WORK TO BE COMPLETED:
Take the material and output all of it exactly.

═════ ENTRIES SUPPLIED ═════

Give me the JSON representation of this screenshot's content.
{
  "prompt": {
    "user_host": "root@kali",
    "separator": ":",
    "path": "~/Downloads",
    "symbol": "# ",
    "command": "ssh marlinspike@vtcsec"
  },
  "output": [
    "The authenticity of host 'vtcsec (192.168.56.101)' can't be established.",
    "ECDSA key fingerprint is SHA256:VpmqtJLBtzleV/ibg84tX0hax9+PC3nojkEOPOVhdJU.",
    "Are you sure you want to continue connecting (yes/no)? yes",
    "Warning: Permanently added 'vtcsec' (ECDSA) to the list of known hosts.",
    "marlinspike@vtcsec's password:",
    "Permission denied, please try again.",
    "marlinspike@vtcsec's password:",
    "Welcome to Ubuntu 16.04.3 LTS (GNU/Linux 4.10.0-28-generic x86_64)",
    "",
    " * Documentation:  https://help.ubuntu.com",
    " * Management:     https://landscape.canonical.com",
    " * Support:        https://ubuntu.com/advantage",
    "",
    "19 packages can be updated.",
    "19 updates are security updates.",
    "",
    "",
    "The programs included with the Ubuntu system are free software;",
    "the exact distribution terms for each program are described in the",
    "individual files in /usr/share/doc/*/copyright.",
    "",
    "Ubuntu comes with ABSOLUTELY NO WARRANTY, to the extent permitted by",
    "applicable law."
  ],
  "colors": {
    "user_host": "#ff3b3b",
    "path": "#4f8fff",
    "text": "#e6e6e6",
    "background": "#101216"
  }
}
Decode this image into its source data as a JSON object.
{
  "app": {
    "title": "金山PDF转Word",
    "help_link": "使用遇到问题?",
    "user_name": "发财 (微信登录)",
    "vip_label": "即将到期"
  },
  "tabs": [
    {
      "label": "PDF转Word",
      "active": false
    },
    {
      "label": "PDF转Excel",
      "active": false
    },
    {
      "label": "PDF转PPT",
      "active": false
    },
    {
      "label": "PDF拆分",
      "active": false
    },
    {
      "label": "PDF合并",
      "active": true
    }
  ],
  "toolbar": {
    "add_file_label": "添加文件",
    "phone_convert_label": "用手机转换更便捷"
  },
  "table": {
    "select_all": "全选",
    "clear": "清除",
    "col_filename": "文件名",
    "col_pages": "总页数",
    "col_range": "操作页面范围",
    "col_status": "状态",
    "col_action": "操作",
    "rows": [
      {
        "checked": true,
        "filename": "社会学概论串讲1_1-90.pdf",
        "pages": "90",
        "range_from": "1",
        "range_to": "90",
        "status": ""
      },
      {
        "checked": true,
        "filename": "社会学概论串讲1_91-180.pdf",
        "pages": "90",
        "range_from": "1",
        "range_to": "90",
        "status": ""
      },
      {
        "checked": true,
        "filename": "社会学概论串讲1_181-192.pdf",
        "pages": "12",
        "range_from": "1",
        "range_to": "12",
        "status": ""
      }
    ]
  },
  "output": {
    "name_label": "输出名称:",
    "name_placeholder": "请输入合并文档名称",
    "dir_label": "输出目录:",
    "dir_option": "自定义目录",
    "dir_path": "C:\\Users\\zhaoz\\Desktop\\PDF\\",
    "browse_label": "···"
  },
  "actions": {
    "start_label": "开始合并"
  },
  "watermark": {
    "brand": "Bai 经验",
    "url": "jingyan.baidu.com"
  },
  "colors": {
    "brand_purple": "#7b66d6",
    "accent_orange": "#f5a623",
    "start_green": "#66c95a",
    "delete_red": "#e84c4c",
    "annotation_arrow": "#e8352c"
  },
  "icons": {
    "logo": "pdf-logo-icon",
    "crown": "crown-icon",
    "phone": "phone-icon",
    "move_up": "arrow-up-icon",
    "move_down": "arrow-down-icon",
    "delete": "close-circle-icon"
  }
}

═════

OUTPUT BELOW:
Give me the JSON representation of this screenshot's content.
{
  "prompt": {
    "user_host": "root@kali",
    "separator": ":",
    "path": "~/Downloads",
    "symbol": "# ",
    "command": "ssh marlinspike@vtcsec"
  },
  "output": [
    "The authenticity of host 'vtcsec (192.168.56.101)' can't be established.",
    "ECDSA key fingerprint is SHA256:VpmqtJLBtzleV/ibg84tX0hax9+PC3nojkEOPOVhdJU.",
    "Are you sure you want to continue connecting (yes/no)? yes",
    "Warning: Permanently added 'vtcsec' (ECDSA) to the list of known hosts.",
    "marlinspike@vtcsec's password:",
    "Permission denied, please try again.",
    "marlinspike@vtcsec's password:",
    "Welcome to Ubuntu 16.04.3 LTS (GNU/Linux 4.10.0-28-generic x86_64)",
    "",
    " * Documentation:  https://help.ubuntu.com",
    " * Management:     https://landscape.canonical.com",
    " * Support:        https://ubuntu.com/advantage",
    "",
    "19 packages can be updated.",
    "19 updates are security updates.",
    "",
    "",
    "The programs included with the Ubuntu system are free software;",
    "the exact distribution terms for each program are described in the",
    "individual files in /usr/share/doc/*/copyright.",
    "",
    "Ubuntu comes with ABSOLUTELY NO WARRANTY, to the extent permitted by",
    "applicable law."
  ],
  "colors": {
    "user_host": "#ff3b3b",
    "path": "#4f8fff",
    "text": "#e6e6e6",
    "background": "#101216"
  }
}
Decode this image into its source data as a JSON object.
{
  "app": {
    "title": "金山PDF转Word",
    "help_link": "使用遇到问题?",
    "user_name": "发财 (微信登录)",
    "vip_label": "即将到期"
  },
  "tabs": [
    {
      "label": "PDF转Word",
      "active": false
    },
    {
      "label": "PDF转Excel",
      "active": false
    },
    {
      "label": "PDF转PPT",
      "active": false
    },
    {
      "label": "PDF拆分",
      "active": false
    },
    {
      "label": "PDF合并",
      "active": true
    }
  ],
  "toolbar": {
    "add_file_label": "添加文件",
    "phone_convert_label": "用手机转换更便捷"
  },
  "table": {
    "select_all": "全选",
    "clear": "清除",
    "col_filename": "文件名",
    "col_pages": "总页数",
    "col_range": "操作页面范围",
    "col_status": "状态",
    "col_action": "操作",
    "rows": [
      {
        "checked": true,
        "filename": "社会学概论串讲1_1-90.pdf",
        "pages": "90",
        "range_from": "1",
        "range_to": "90",
        "status": ""
      },
      {
        "checked": true,
        "filename": "社会学概论串讲1_91-180.pdf",
        "pages": "90",
        "range_from": "1",
        "range_to": "90",
        "status": ""
      },
      {
        "checked": true,
        "filename": "社会学概论串讲1_181-192.pdf",
        "pages": "12",
        "range_from": "1",
        "range_to": "12",
        "status": ""
      }
    ]
  },
  "output": {
    "name_label": "输出名称:",
    "name_placeholder": "请输入合并文档名称",
    "dir_label": "输出目录:",
    "dir_option": "自定义目录",
    "dir_path": "C:\\Users\\zhaoz\\Desktop\\PDF\\",
    "browse_label": "···"
  },
  "actions": {
    "start_label": "开始合并"
  },
  "watermark": {
    "brand": "Bai 经验",
    "url": "jingyan.baidu.com"
  },
  "colors": {
    "brand_purple": "#7b66d6",
    "accent_orange": "#f5a623",
    "start_green": "#66c95a",
    "delete_red": "#e84c4c",
    "annotation_arrow": "#e8352c"
  },
  "icons": {
    "logo": "pdf-logo-icon",
    "crown": "crown-icon",
    "phone": "phone-icon",
    "move_up": "arrow-up-icon",
    "move_down": "arrow-down-icon",
    "delete": "close-circle-icon"
  }
}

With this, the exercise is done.